• **TASK**: Transcribe every entry word for word. Skip the pictures.

• **Recorded data**:
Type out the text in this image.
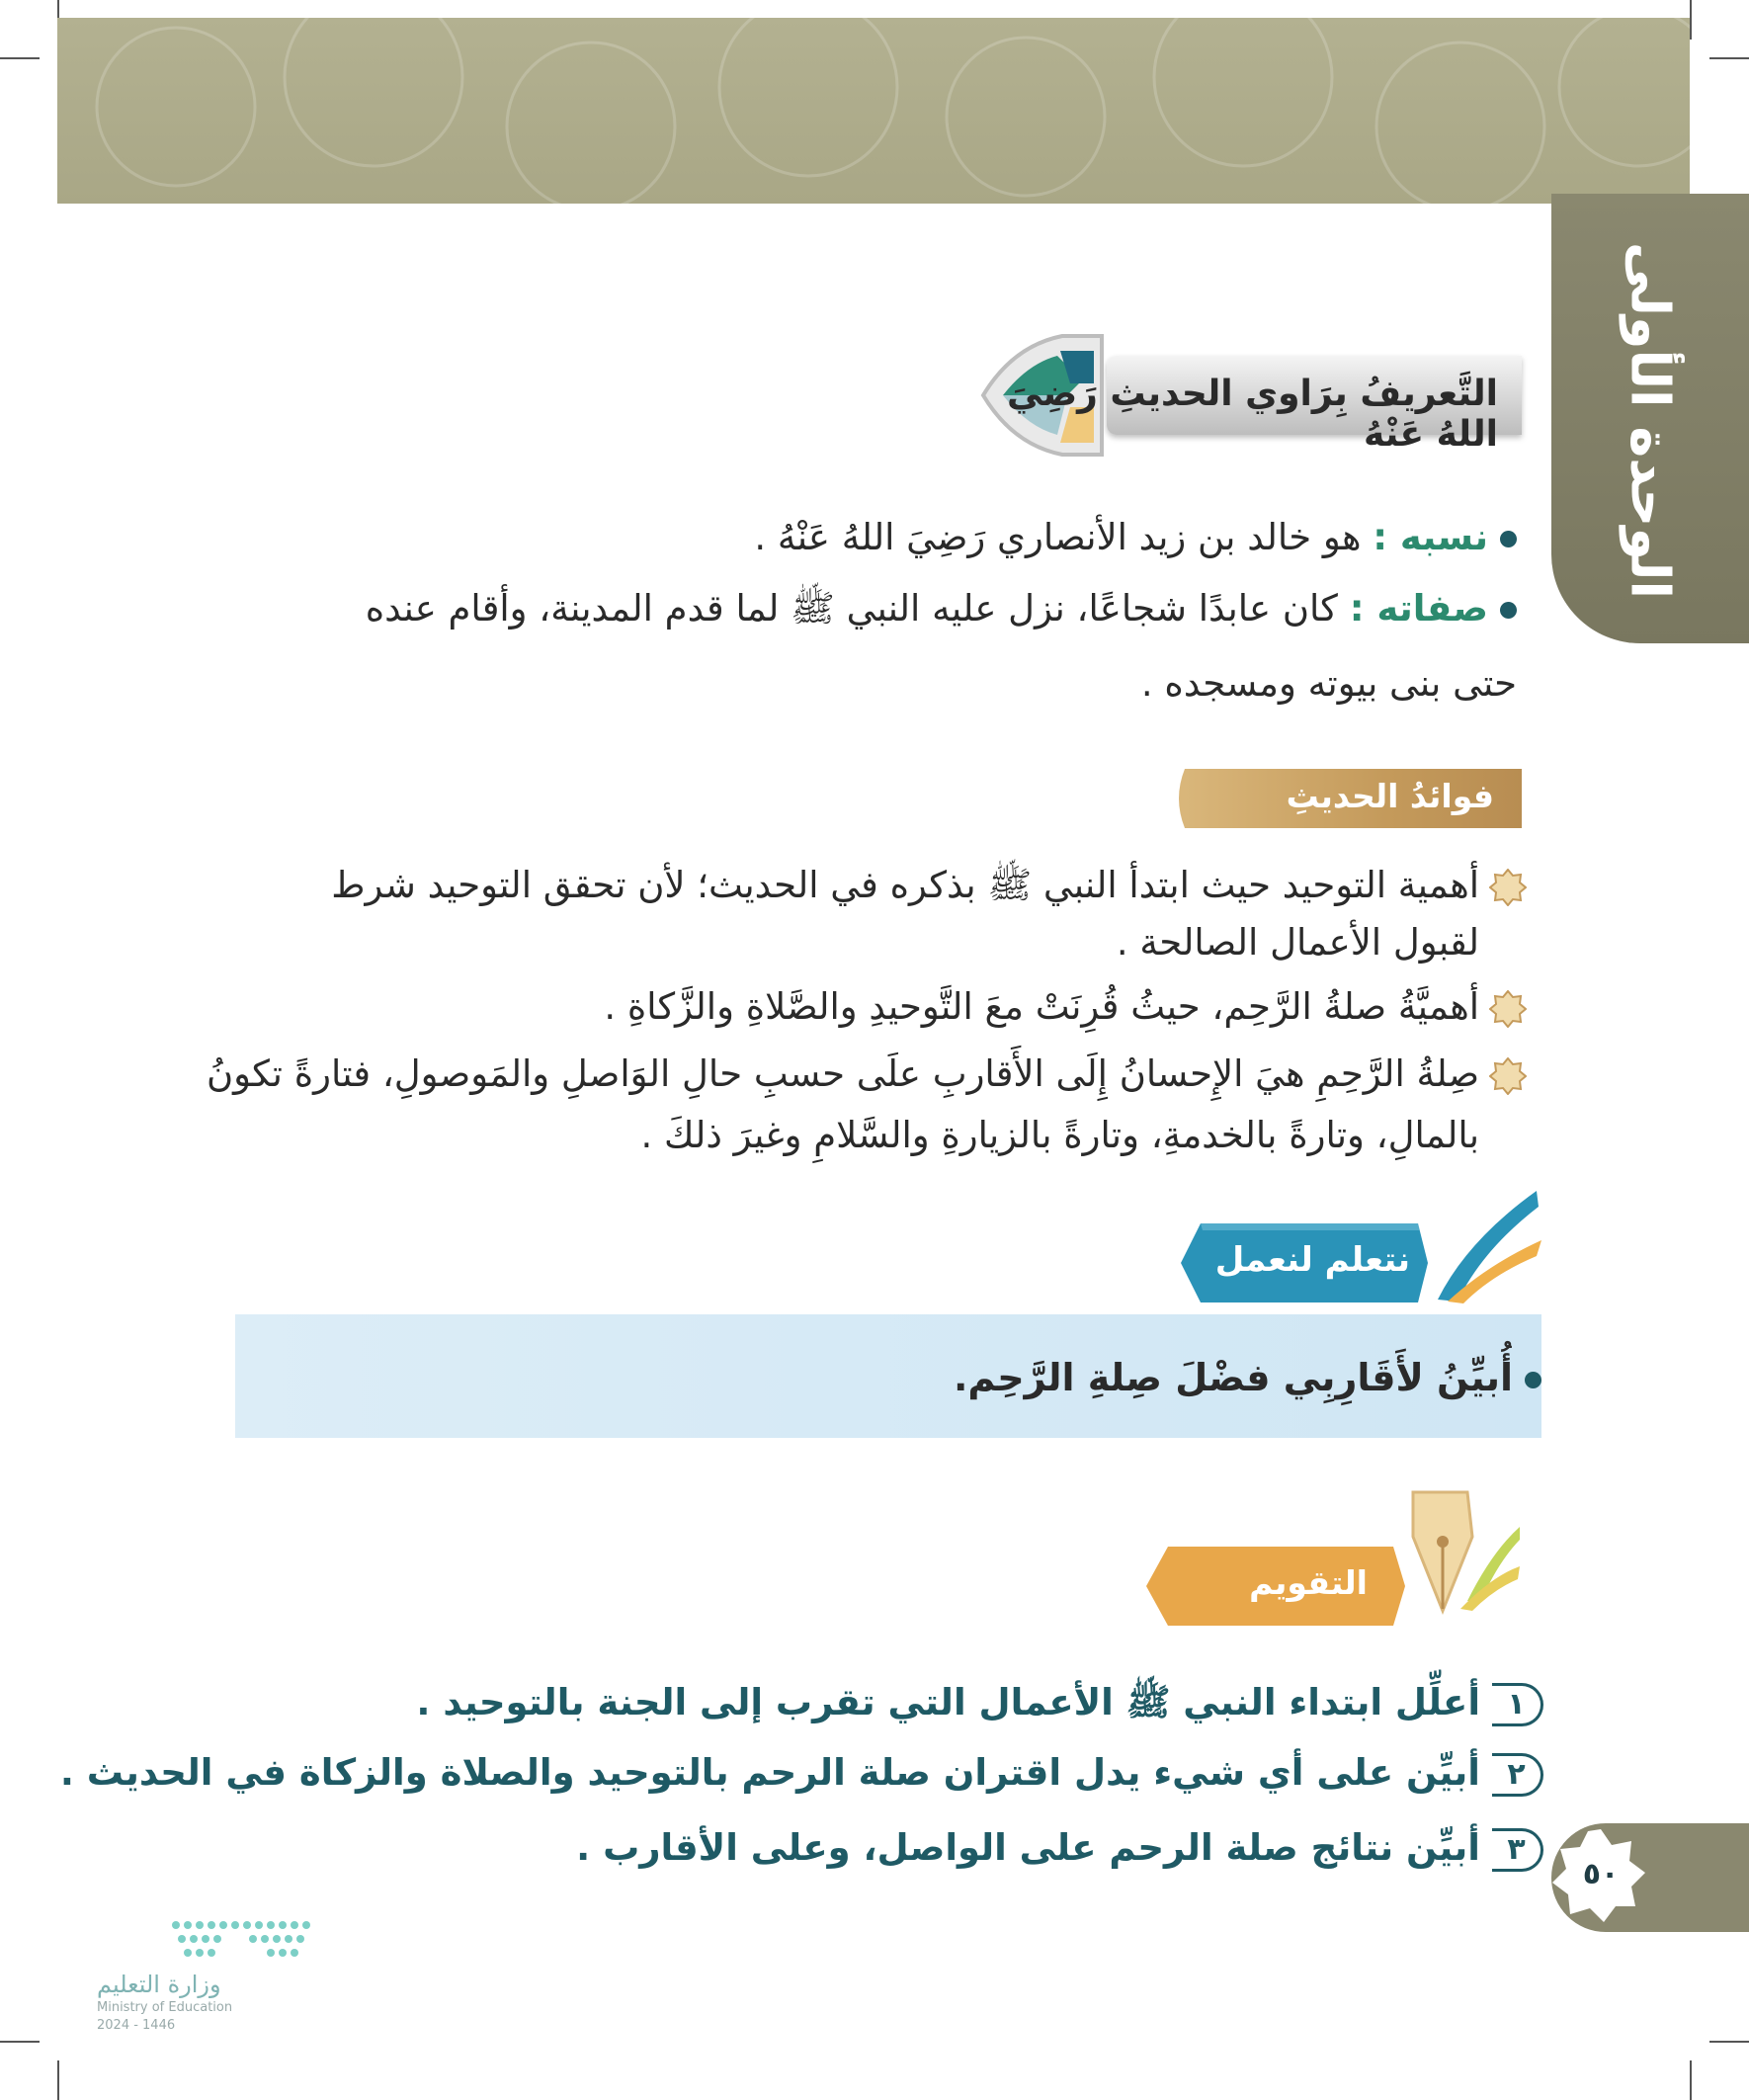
الوحدة الأولى
التَّعريفُ بِرَاوي الحديثِ رَضِيَ اللهُ عَنْهُ
نسبه : هو خالد بن زيد الأنصاري رَضِيَ اللهُ عَنْهُ .
صفاته : كان عابدًا شجاعًا، نزل عليه النبي ﷺ لما قدم المدينة، وأقام عنده
حتى بنى بيوته ومسجده .
فوائدُ الحديثِ
أهمية التوحيد حيث ابتدأ النبي ﷺ بذكره في الحديث؛ لأن تحقق التوحيد شرط
لقبول الأعمال الصالحة .
أهميَّةُ صلةُ الرَّحِم، حيثُ قُرِنَتْ معَ التَّوحيدِ والصَّلاةِ والزَّكاةِ .
صِلةُ الرَّحِمِ هيَ الإِحسانُ إِلَى الأَقاربِ علَى حسبِ حالِ الوَاصلِ والمَوصولِ، فتارةً تكونُ
بالمالِ، وتارةً بالخدمةِ، وتارةً بالزيارةِ والسَّلامِ وغيرَ ذلكَ .
نتعلم لنعمل
أُبيِّنُ لأَقَارِبِي فضْلَ صِلةِ الرَّحِم.
التقويم
١أعلِّل ابتداء النبي ﷺ الأعمال التي تقرب إلى الجنة بالتوحيد .
٢أبيِّن على أي شيء يدل اقتران صلة الرحم بالتوحيد والصلاة والزكاة في الحديث .
٣أبيِّن نتائج صلة الرحم على الواصل، وعلى الأقارب .
٥٠
وزارة التعليم
Ministry of Education
2024 - 1446
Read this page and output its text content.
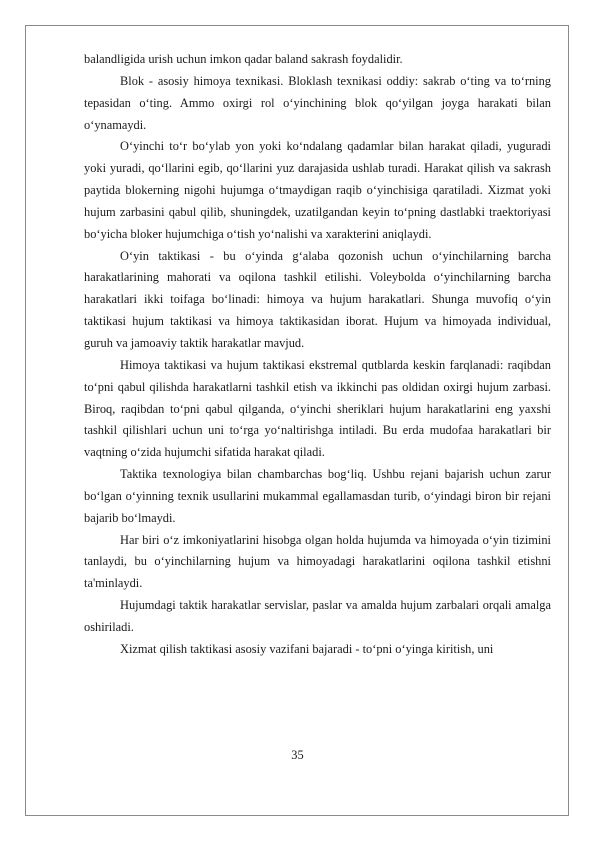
balandligida urish uchun imkon qadar baland sakrash foydalidir.

Blok - asosiy himoya texnikasi. Bloklash texnikasi oddiy: sakrab o‘ting va to‘rning tepasidan o‘ting. Ammo oxirgi rol o‘yinchining blok qo‘yilgan joyga harakati bilan o‘ynamaydi.

O‘yinchi to‘r bo‘ylab yon yoki ko‘ndalang qadamlar bilan harakat qiladi, yuguradi yoki yuradi, qo‘llarini egib, qo‘llarini yuz darajasida ushlab turadi. Harakat qilish va sakrash paytida blokerning nigohi hujumga o‘tmaydigan raqib o‘yinchisiga qaratiladi. Xizmat yoki hujum zarbasini qabul qilib, shuningdek, uzatilgandan keyin to‘pning dastlabki traektoriyasi bo‘yicha bloker hujumchiga o‘tish yo‘nalishi va xarakterini aniqlaydi.

O‘yin taktikasi - bu o‘yinda g‘alaba qozonish uchun o‘yinchilarning barcha harakatlarining mahorati va oqilona tashkil etilishi. Voleybolda o‘yinchilarning barcha harakatlari ikki toifaga bo‘linadi: himoya va hujum harakatlari. Shunga muvofiq o‘yin taktikasi hujum taktikasi va himoya taktikasidan iborat. Hujum va himoyada individual, guruh va jamoaviy taktik harakatlar mavjud.

Himoya taktikasi va hujum taktikasi ekstremal qutblarda keskin farqlanadi: raqibdan to‘pni qabul qilishda harakatlarni tashkil etish va ikkinchi pas oldidan oxirgi hujum zarbasi. Biroq, raqibdan to‘pni qabul qilganda, o‘yinchi sheriklari hujum harakatlarini eng yaxshi tashkil qilishlari uchun uni to‘rga yo‘naltirishga intiladi. Bu erda mudofaa harakatlari bir vaqtning o‘zida hujumchi sifatida harakat qiladi.

Taktika texnologiya bilan chambarchas bog‘liq. Ushbu rejani bajarish uchun zarur bo‘lgan o‘yinning texnik usullarini mukammal egallamasdan turib, o‘yindagi biron bir rejani bajarib bo‘lmaydi.

Har biri o‘z imkoniyatlarini hisobga olgan holda hujumda va himoyada o‘yin tizimini tanlaydi, bu o‘yinchilarning hujum va himoyadagi harakatlarini oqilona tashkil etishni ta'minlaydi.

Hujumdagi taktik harakatlar servislar, paslar va amalda hujum zarbalari orqali amalga oshiriladi.

Xizmat qilish taktikasi asosiy vazifani bajaradi - to‘pni o‘yinga kiritish, uni

35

• **RESULT**:
Type out the text in this image.
الوحدة الأولى
التَّعريفُ بِرَاوي الحديثِ رَضِيَ اللهُ عَنْهُ
نسبه : هو خالد بن زيد الأنصاري رَضِيَ اللهُ عَنْهُ .
صفاته : كان عابدًا شجاعًا، نزل عليه النبي ﷺ لما قدم المدينة، وأقام عنده
حتى بنى بيوته ومسجده .
فوائدُ الحديثِ
أهمية التوحيد حيث ابتدأ النبي ﷺ بذكره في الحديث؛ لأن تحقق التوحيد شرط
لقبول الأعمال الصالحة .
أهميَّةُ صلةُ الرَّحِم، حيثُ قُرِنَتْ معَ التَّوحيدِ والصَّلاةِ والزَّكاةِ .
صِلةُ الرَّحِمِ هيَ الإِحسانُ إِلَى الأَقاربِ علَى حسبِ حالِ الوَاصلِ والمَوصولِ، فتارةً تكونُ
بالمالِ، وتارةً بالخدمةِ، وتارةً بالزيارةِ والسَّلامِ وغيرَ ذلكَ .
نتعلم لنعمل
أُبيِّنُ لأَقَارِبِي فضْلَ صِلةِ الرَّحِم.
التقويم
١أعلِّل ابتداء النبي ﷺ الأعمال التي تقرب إلى الجنة بالتوحيد .
٢أبيِّن على أي شيء يدل اقتران صلة الرحم بالتوحيد والصلاة والزكاة في الحديث .
٣أبيِّن نتائج صلة الرحم على الواصل، وعلى الأقارب .
٥٠
وزارة التعليم
Ministry of Education
2024 - 1446
Read this page and output its text content.
balandligida urish uchun imkon qadar baland sakrash foydalidir.

Blok - asosiy himoya texnikasi. Bloklash texnikasi oddiy: sakrab o‘ting va to‘rning tepasidan o‘ting. Ammo oxirgi rol o‘yinchining blok qo‘yilgan joyga harakati bilan o‘ynamaydi.

O‘yinchi to‘r bo‘ylab yon yoki ko‘ndalang qadamlar bilan harakat qiladi, yuguradi yoki yuradi, qo‘llarini egib, qo‘llarini yuz darajasida ushlab turadi. Harakat qilish va sakrash paytida blokerning nigohi hujumga o‘tmaydigan raqib o‘yinchisiga qaratiladi. Xizmat yoki hujum zarbasini qabul qilib, shuningdek, uzatilgandan keyin to‘pning dastlabki traektoriyasi bo‘yicha bloker hujumchiga o‘tish yo‘nalishi va xarakterini aniqlaydi.

O‘yin taktikasi - bu o‘yinda g‘alaba qozonish uchun o‘yinchilarning barcha harakatlarining mahorati va oqilona tashkil etilishi. Voleybolda o‘yinchilarning barcha harakatlari ikki toifaga bo‘linadi: himoya va hujum harakatlari. Shunga muvofiq o‘yin taktikasi hujum taktikasi va himoya taktikasidan iborat. Hujum va himoyada individual, guruh va jamoaviy taktik harakatlar mavjud.

Himoya taktikasi va hujum taktikasi ekstremal qutblarda keskin farqlanadi: raqibdan to‘pni qabul qilishda harakatlarni tashkil etish va ikkinchi pas oldidan oxirgi hujum zarbasi. Biroq, raqibdan to‘pni qabul qilganda, o‘yinchi sheriklari hujum harakatlarini eng yaxshi tashkil qilishlari uchun uni to‘rga yo‘naltirishga intiladi. Bu erda mudofaa harakatlari bir vaqtning o‘zida hujumchi sifatida harakat qiladi.

Taktika texnologiya bilan chambarchas bog‘liq. Ushbu rejani bajarish uchun zarur bo‘lgan o‘yinning texnik usullarini mukammal egallamasdan turib, o‘yindagi biron bir rejani bajarib bo‘lmaydi.

Har biri o‘z imkoniyatlarini hisobga olgan holda hujumda va himoyada o‘yin tizimini tanlaydi, bu o‘yinchilarning hujum va himoyadagi harakatlarini oqilona tashkil etishni ta'minlaydi.

Hujumdagi taktik harakatlar servislar, paslar va amalda hujum zarbalari orqali amalga oshiriladi.

Xizmat qilish taktikasi asosiy vazifani bajaradi - to‘pni o‘yinga kiritish, uni

35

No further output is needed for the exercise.